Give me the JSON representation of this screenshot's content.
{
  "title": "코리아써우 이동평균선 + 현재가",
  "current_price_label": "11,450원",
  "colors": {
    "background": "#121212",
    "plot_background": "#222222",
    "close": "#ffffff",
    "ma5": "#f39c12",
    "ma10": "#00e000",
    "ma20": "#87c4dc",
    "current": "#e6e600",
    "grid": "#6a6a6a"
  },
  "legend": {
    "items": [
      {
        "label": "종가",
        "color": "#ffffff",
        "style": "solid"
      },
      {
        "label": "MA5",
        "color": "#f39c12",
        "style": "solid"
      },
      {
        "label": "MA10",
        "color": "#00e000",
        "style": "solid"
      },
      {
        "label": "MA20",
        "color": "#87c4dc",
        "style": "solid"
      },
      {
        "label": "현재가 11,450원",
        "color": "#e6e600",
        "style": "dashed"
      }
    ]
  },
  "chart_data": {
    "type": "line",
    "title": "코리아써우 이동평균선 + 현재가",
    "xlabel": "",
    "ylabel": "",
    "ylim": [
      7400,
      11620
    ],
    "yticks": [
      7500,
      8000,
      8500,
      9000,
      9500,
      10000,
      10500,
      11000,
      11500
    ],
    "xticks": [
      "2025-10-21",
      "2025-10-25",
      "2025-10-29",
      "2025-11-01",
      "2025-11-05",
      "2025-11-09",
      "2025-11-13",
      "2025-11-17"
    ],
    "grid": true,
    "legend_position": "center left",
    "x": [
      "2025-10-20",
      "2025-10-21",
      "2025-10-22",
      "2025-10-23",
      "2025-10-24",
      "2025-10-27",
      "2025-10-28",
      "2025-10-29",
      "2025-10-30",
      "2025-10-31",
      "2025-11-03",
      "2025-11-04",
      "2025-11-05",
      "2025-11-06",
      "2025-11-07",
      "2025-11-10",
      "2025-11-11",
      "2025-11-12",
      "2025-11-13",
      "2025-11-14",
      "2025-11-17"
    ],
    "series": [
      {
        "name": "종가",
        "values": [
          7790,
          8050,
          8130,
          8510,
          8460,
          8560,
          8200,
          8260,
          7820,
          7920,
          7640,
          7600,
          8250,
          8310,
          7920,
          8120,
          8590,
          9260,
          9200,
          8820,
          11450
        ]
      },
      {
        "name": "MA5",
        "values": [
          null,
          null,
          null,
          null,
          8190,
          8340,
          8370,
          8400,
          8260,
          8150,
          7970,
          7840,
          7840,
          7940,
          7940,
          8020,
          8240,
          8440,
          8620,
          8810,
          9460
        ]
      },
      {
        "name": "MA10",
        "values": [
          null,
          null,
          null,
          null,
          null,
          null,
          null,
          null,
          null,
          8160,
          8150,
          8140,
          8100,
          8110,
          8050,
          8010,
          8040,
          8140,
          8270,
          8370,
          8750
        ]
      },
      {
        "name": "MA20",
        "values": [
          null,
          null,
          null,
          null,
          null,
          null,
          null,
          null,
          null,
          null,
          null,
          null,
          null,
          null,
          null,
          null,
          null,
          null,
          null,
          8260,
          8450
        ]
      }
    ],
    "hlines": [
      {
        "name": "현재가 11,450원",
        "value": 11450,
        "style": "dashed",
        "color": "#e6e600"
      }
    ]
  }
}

.....

[THE PROBLEM] Locate each line containing the string "코리아써우" and show it.

[RESULT OF THE EXERCISE]
  "title": "코리아써우 이동평균선 + 현재가",
    "title": "코리아써우 이동평균선 + 현재가",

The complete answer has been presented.